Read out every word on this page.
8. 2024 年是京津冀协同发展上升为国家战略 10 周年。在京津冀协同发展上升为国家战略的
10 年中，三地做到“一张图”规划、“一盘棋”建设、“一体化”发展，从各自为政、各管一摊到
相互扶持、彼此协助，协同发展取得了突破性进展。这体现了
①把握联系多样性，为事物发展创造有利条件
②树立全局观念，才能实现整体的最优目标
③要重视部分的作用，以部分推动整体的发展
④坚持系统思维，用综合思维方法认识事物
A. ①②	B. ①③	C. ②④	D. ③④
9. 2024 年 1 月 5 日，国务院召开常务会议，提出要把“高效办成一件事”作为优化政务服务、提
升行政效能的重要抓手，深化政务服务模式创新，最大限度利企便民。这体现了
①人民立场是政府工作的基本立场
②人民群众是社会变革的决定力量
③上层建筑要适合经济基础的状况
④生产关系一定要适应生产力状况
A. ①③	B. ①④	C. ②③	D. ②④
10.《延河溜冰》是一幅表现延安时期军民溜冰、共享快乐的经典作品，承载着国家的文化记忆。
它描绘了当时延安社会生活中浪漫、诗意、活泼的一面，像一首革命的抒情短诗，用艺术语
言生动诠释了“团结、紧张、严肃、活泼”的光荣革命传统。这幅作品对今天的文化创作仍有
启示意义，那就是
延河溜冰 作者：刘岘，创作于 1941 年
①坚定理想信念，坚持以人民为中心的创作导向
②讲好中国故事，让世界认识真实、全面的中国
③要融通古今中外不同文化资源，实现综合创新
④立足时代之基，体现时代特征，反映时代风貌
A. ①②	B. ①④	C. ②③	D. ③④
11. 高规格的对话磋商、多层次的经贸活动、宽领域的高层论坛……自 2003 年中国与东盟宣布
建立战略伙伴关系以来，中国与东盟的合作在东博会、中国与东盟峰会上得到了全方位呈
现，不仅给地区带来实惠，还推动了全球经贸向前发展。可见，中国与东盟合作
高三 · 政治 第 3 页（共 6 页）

□ □ □ □ □ □ □

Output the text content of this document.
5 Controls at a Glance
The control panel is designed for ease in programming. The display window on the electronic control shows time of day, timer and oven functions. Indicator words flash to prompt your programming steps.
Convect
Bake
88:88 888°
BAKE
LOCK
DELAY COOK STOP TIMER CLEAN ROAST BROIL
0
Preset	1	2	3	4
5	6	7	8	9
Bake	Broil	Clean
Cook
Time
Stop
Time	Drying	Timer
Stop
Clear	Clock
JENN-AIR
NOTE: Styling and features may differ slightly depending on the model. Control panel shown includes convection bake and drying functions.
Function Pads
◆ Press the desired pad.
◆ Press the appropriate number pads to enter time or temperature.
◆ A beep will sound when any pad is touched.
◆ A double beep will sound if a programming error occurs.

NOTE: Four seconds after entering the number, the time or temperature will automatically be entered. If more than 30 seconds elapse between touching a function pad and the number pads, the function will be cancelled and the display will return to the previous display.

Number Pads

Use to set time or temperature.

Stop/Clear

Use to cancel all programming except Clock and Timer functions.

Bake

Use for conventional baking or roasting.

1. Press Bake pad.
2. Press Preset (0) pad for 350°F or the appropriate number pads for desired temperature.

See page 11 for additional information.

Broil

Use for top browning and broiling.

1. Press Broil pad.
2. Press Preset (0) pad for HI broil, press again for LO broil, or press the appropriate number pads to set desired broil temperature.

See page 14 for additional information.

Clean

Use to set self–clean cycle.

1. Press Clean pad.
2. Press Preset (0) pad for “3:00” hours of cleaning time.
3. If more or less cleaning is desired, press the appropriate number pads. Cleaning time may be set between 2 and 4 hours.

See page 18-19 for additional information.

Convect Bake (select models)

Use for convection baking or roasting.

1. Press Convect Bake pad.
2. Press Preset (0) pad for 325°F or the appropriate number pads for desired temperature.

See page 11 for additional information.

□ □ □ □ □ □ □

What the task requires: The answer should be a single number: the count of lines in the data that include the string "additional".

Result of this exercise: 4